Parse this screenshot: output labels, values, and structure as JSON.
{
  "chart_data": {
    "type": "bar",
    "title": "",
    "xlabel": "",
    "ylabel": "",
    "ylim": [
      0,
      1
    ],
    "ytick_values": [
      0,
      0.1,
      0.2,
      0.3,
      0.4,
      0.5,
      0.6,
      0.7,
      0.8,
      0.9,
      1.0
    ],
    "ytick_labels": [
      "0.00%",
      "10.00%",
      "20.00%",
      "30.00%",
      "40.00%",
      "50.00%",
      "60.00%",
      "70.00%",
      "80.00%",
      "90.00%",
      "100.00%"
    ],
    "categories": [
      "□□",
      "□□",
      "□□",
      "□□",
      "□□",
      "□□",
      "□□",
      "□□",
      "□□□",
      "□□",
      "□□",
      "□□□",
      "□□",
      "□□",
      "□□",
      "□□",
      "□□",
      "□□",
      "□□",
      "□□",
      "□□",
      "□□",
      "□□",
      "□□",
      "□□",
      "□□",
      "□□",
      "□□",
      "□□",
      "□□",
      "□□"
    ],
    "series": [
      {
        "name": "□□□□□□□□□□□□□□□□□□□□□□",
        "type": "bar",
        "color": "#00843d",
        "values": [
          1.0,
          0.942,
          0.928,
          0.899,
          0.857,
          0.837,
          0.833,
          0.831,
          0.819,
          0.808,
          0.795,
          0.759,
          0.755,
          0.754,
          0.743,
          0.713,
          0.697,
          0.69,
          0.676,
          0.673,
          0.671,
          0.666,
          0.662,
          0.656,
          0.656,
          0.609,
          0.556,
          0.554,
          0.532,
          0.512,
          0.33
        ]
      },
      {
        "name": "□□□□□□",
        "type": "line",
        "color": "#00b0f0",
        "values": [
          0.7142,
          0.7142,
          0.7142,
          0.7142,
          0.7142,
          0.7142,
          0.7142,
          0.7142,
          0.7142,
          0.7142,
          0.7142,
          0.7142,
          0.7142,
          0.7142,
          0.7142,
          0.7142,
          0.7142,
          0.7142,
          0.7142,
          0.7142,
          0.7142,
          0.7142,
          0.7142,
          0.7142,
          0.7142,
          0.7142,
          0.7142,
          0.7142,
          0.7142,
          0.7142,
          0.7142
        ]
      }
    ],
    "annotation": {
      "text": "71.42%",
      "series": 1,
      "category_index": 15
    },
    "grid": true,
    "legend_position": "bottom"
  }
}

##############################

### INSTRUCTIONS FOR THE TASK
Set down the listing in full, keeping every word exactly as it is.

### EXERCISE RESPONSE
Parse this screenshot: output labels, values, and structure as JSON.
{
  "chart_data": {
    "type": "bar",
    "title": "",
    "xlabel": "",
    "ylabel": "",
    "ylim": [
      0,
      1
    ],
    "ytick_values": [
      0,
      0.1,
      0.2,
      0.3,
      0.4,
      0.5,
      0.6,
      0.7,
      0.8,
      0.9,
      1.0
    ],
    "ytick_labels": [
      "0.00%",
      "10.00%",
      "20.00%",
      "30.00%",
      "40.00%",
      "50.00%",
      "60.00%",
      "70.00%",
      "80.00%",
      "90.00%",
      "100.00%"
    ],
    "categories": [
      "□□",
      "□□",
      "□□",
      "□□",
      "□□",
      "□□",
      "□□",
      "□□",
      "□□□",
      "□□",
      "□□",
      "□□□",
      "□□",
      "□□",
      "□□",
      "□□",
      "□□",
      "□□",
      "□□",
      "□□",
      "□□",
      "□□",
      "□□",
      "□□",
      "□□",
      "□□",
      "□□",
      "□□",
      "□□",
      "□□",
      "□□"
    ],
    "series": [
      {
        "name": "□□□□□□□□□□□□□□□□□□□□□□",
        "type": "bar",
        "color": "#00843d",
        "values": [
          1.0,
          0.942,
          0.928,
          0.899,
          0.857,
          0.837,
          0.833,
          0.831,
          0.819,
          0.808,
          0.795,
          0.759,
          0.755,
          0.754,
          0.743,
          0.713,
          0.697,
          0.69,
          0.676,
          0.673,
          0.671,
          0.666,
          0.662,
          0.656,
          0.656,
          0.609,
          0.556,
          0.554,
          0.532,
          0.512,
          0.33
        ]
      },
      {
        "name": "□□□□□□",
        "type": "line",
        "color": "#00b0f0",
        "values": [
          0.7142,
          0.7142,
          0.7142,
          0.7142,
          0.7142,
          0.7142,
          0.7142,
          0.7142,
          0.7142,
          0.7142,
          0.7142,
          0.7142,
          0.7142,
          0.7142,
          0.7142,
          0.7142,
          0.7142,
          0.7142,
          0.7142,
          0.7142,
          0.7142,
          0.7142,
          0.7142,
          0.7142,
          0.7142,
          0.7142,
          0.7142,
          0.7142,
          0.7142,
          0.7142,
          0.7142
        ]
      }
    ],
    "annotation": {
      "text": "71.42%",
      "series": 1,
      "category_index": 15
    },
    "grid": true,
    "legend_position": "bottom"
  }
}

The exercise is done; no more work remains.